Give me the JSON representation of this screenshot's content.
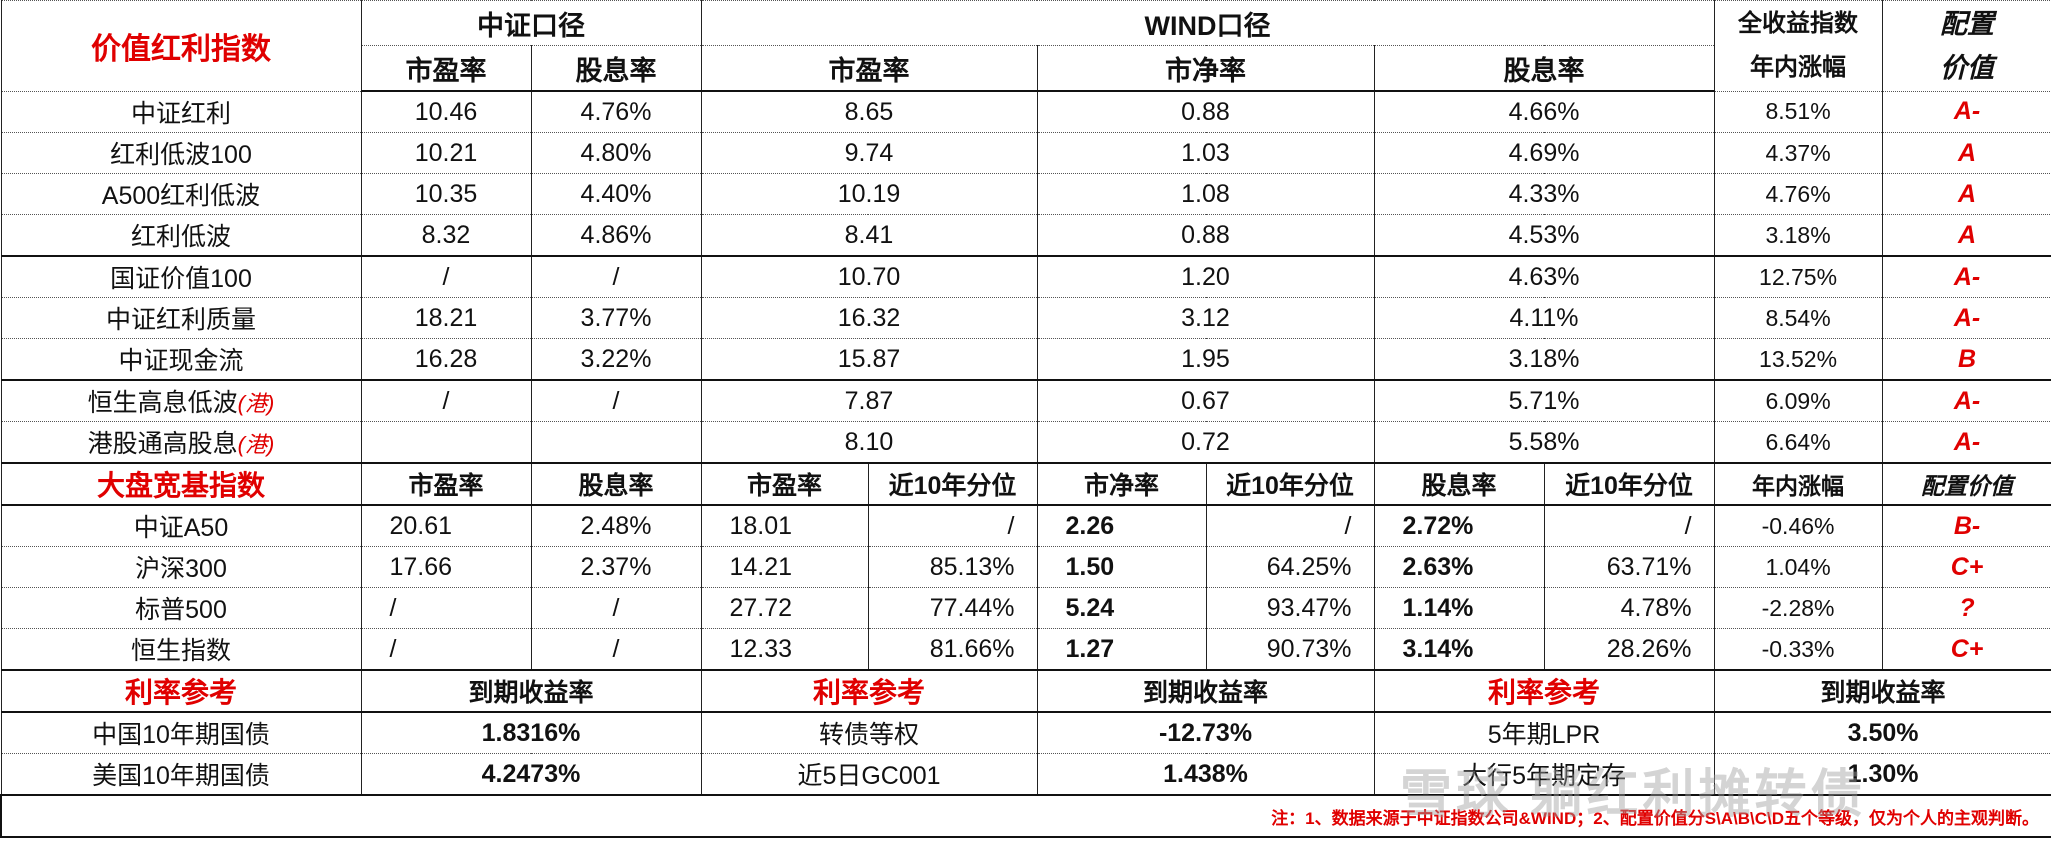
{
  "colors": {
    "accent_red": "#e00000",
    "text": "#111111"
  },
  "value_section": {
    "title": "价值红利指数",
    "csi_header": "中证口径",
    "wind_header": "WIND口径",
    "ytd_header_line1": "全收益指数",
    "ytd_header_line2": "年内涨幅",
    "rating_header_line1": "配置",
    "rating_header_line2": "价值",
    "sub_headers": [
      "市盈率",
      "股息率",
      "市盈率",
      "市净率",
      "股息率"
    ],
    "rows": [
      {
        "name": "中证红利",
        "tag": "",
        "csi_pe": "10.46",
        "csi_dy": "4.76%",
        "wind_pe": "8.65",
        "wind_pb": "0.88",
        "wind_dy": "4.66%",
        "ytd": "8.51%",
        "rating": "A-"
      },
      {
        "name": "红利低波100",
        "tag": "",
        "csi_pe": "10.21",
        "csi_dy": "4.80%",
        "wind_pe": "9.74",
        "wind_pb": "1.03",
        "wind_dy": "4.69%",
        "ytd": "4.37%",
        "rating": "A"
      },
      {
        "name": "A500红利低波",
        "tag": "",
        "csi_pe": "10.35",
        "csi_dy": "4.40%",
        "wind_pe": "10.19",
        "wind_pb": "1.08",
        "wind_dy": "4.33%",
        "ytd": "4.76%",
        "rating": "A"
      },
      {
        "name": "红利低波",
        "tag": "",
        "csi_pe": "8.32",
        "csi_dy": "4.86%",
        "wind_pe": "8.41",
        "wind_pb": "0.88",
        "wind_dy": "4.53%",
        "ytd": "3.18%",
        "rating": "A"
      },
      {
        "name": "国证价值100",
        "tag": "",
        "csi_pe": "/",
        "csi_dy": "/",
        "wind_pe": "10.70",
        "wind_pb": "1.20",
        "wind_dy": "4.63%",
        "ytd": "12.75%",
        "rating": "A-"
      },
      {
        "name": "中证红利质量",
        "tag": "",
        "csi_pe": "18.21",
        "csi_dy": "3.77%",
        "wind_pe": "16.32",
        "wind_pb": "3.12",
        "wind_dy": "4.11%",
        "ytd": "8.54%",
        "rating": "A-"
      },
      {
        "name": "中证现金流",
        "tag": "",
        "csi_pe": "16.28",
        "csi_dy": "3.22%",
        "wind_pe": "15.87",
        "wind_pb": "1.95",
        "wind_dy": "3.18%",
        "ytd": "13.52%",
        "rating": "B"
      },
      {
        "name": "恒生高息低波",
        "tag": "(港)",
        "csi_pe": "/",
        "csi_dy": "/",
        "wind_pe": "7.87",
        "wind_pb": "0.67",
        "wind_dy": "5.71%",
        "ytd": "6.09%",
        "rating": "A-"
      },
      {
        "name": "港股通高股息",
        "tag": "(港)",
        "csi_pe": "",
        "csi_dy": "",
        "wind_pe": "8.10",
        "wind_pb": "0.72",
        "wind_dy": "5.58%",
        "ytd": "6.64%",
        "rating": "A-"
      }
    ]
  },
  "broad_section": {
    "title": "大盘宽基指数",
    "headers": [
      "市盈率",
      "股息率",
      "市盈率",
      "近10年分位",
      "市净率",
      "近10年分位",
      "股息率",
      "近10年分位",
      "年内涨幅",
      "配置价值"
    ],
    "rows": [
      {
        "name": "中证A50",
        "cells": [
          "20.61",
          "2.48%",
          "18.01",
          "/",
          "2.26",
          "/",
          "2.72%",
          "/",
          "-0.46%"
        ],
        "rating": "B-"
      },
      {
        "name": "沪深300",
        "cells": [
          "17.66",
          "2.37%",
          "14.21",
          "85.13%",
          "1.50",
          "64.25%",
          "2.63%",
          "63.71%",
          "1.04%"
        ],
        "rating": "C+"
      },
      {
        "name": "标普500",
        "cells": [
          "/",
          "/",
          "27.72",
          "77.44%",
          "5.24",
          "93.47%",
          "1.14%",
          "4.78%",
          "-2.28%"
        ],
        "rating": "?"
      },
      {
        "name": "恒生指数",
        "cells": [
          "/",
          "/",
          "12.33",
          "81.66%",
          "1.27",
          "90.73%",
          "3.14%",
          "28.26%",
          "-0.33%"
        ],
        "rating": "C+"
      }
    ]
  },
  "rate_section": {
    "ref_label": "利率参考",
    "yield_label": "到期收益率",
    "rows": [
      [
        {
          "name": "中国10年期国债",
          "value": "1.8316%"
        },
        {
          "name": "转债等权",
          "value": "-12.73%"
        },
        {
          "name": "5年期LPR",
          "value": "3.50%"
        }
      ],
      [
        {
          "name": "美国10年期国债",
          "value": "4.2473%"
        },
        {
          "name": "近5日GC001",
          "value": "1.438%"
        },
        {
          "name": "大行5年期定存",
          "value": "1.30%"
        }
      ]
    ]
  },
  "note": "注：1、数据来源于中证指数公司&WIND；2、配置价值分S\\A\\B\\C\\D五个等级，仅为个人的主观判断。",
  "watermark": "雪球 躺红利摊转债"
}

■ **WHAT IS EXPECTED**
Return each line of the data, keeping its wording exact and omitting pictures.

■ **RESPONSE BELOW**
Give me the JSON representation of this screenshot's content.
{
  "colors": {
    "accent_red": "#e00000",
    "text": "#111111"
  },
  "value_section": {
    "title": "价值红利指数",
    "csi_header": "中证口径",
    "wind_header": "WIND口径",
    "ytd_header_line1": "全收益指数",
    "ytd_header_line2": "年内涨幅",
    "rating_header_line1": "配置",
    "rating_header_line2": "价值",
    "sub_headers": [
      "市盈率",
      "股息率",
      "市盈率",
      "市净率",
      "股息率"
    ],
    "rows": [
      {
        "name": "中证红利",
        "tag": "",
        "csi_pe": "10.46",
        "csi_dy": "4.76%",
        "wind_pe": "8.65",
        "wind_pb": "0.88",
        "wind_dy": "4.66%",
        "ytd": "8.51%",
        "rating": "A-"
      },
      {
        "name": "红利低波100",
        "tag": "",
        "csi_pe": "10.21",
        "csi_dy": "4.80%",
        "wind_pe": "9.74",
        "wind_pb": "1.03",
        "wind_dy": "4.69%",
        "ytd": "4.37%",
        "rating": "A"
      },
      {
        "name": "A500红利低波",
        "tag": "",
        "csi_pe": "10.35",
        "csi_dy": "4.40%",
        "wind_pe": "10.19",
        "wind_pb": "1.08",
        "wind_dy": "4.33%",
        "ytd": "4.76%",
        "rating": "A"
      },
      {
        "name": "红利低波",
        "tag": "",
        "csi_pe": "8.32",
        "csi_dy": "4.86%",
        "wind_pe": "8.41",
        "wind_pb": "0.88",
        "wind_dy": "4.53%",
        "ytd": "3.18%",
        "rating": "A"
      },
      {
        "name": "国证价值100",
        "tag": "",
        "csi_pe": "/",
        "csi_dy": "/",
        "wind_pe": "10.70",
        "wind_pb": "1.20",
        "wind_dy": "4.63%",
        "ytd": "12.75%",
        "rating": "A-"
      },
      {
        "name": "中证红利质量",
        "tag": "",
        "csi_pe": "18.21",
        "csi_dy": "3.77%",
        "wind_pe": "16.32",
        "wind_pb": "3.12",
        "wind_dy": "4.11%",
        "ytd": "8.54%",
        "rating": "A-"
      },
      {
        "name": "中证现金流",
        "tag": "",
        "csi_pe": "16.28",
        "csi_dy": "3.22%",
        "wind_pe": "15.87",
        "wind_pb": "1.95",
        "wind_dy": "3.18%",
        "ytd": "13.52%",
        "rating": "B"
      },
      {
        "name": "恒生高息低波",
        "tag": "(港)",
        "csi_pe": "/",
        "csi_dy": "/",
        "wind_pe": "7.87",
        "wind_pb": "0.67",
        "wind_dy": "5.71%",
        "ytd": "6.09%",
        "rating": "A-"
      },
      {
        "name": "港股通高股息",
        "tag": "(港)",
        "csi_pe": "",
        "csi_dy": "",
        "wind_pe": "8.10",
        "wind_pb": "0.72",
        "wind_dy": "5.58%",
        "ytd": "6.64%",
        "rating": "A-"
      }
    ]
  },
  "broad_section": {
    "title": "大盘宽基指数",
    "headers": [
      "市盈率",
      "股息率",
      "市盈率",
      "近10年分位",
      "市净率",
      "近10年分位",
      "股息率",
      "近10年分位",
      "年内涨幅",
      "配置价值"
    ],
    "rows": [
      {
        "name": "中证A50",
        "cells": [
          "20.61",
          "2.48%",
          "18.01",
          "/",
          "2.26",
          "/",
          "2.72%",
          "/",
          "-0.46%"
        ],
        "rating": "B-"
      },
      {
        "name": "沪深300",
        "cells": [
          "17.66",
          "2.37%",
          "14.21",
          "85.13%",
          "1.50",
          "64.25%",
          "2.63%",
          "63.71%",
          "1.04%"
        ],
        "rating": "C+"
      },
      {
        "name": "标普500",
        "cells": [
          "/",
          "/",
          "27.72",
          "77.44%",
          "5.24",
          "93.47%",
          "1.14%",
          "4.78%",
          "-2.28%"
        ],
        "rating": "?"
      },
      {
        "name": "恒生指数",
        "cells": [
          "/",
          "/",
          "12.33",
          "81.66%",
          "1.27",
          "90.73%",
          "3.14%",
          "28.26%",
          "-0.33%"
        ],
        "rating": "C+"
      }
    ]
  },
  "rate_section": {
    "ref_label": "利率参考",
    "yield_label": "到期收益率",
    "rows": [
      [
        {
          "name": "中国10年期国债",
          "value": "1.8316%"
        },
        {
          "name": "转债等权",
          "value": "-12.73%"
        },
        {
          "name": "5年期LPR",
          "value": "3.50%"
        }
      ],
      [
        {
          "name": "美国10年期国债",
          "value": "4.2473%"
        },
        {
          "name": "近5日GC001",
          "value": "1.438%"
        },
        {
          "name": "大行5年期定存",
          "value": "1.30%"
        }
      ]
    ]
  },
  "note": "注：1、数据来源于中证指数公司&WIND；2、配置价值分S\\A\\B\\C\\D五个等级，仅为个人的主观判断。",
  "watermark": "雪球 躺红利摊转债"
}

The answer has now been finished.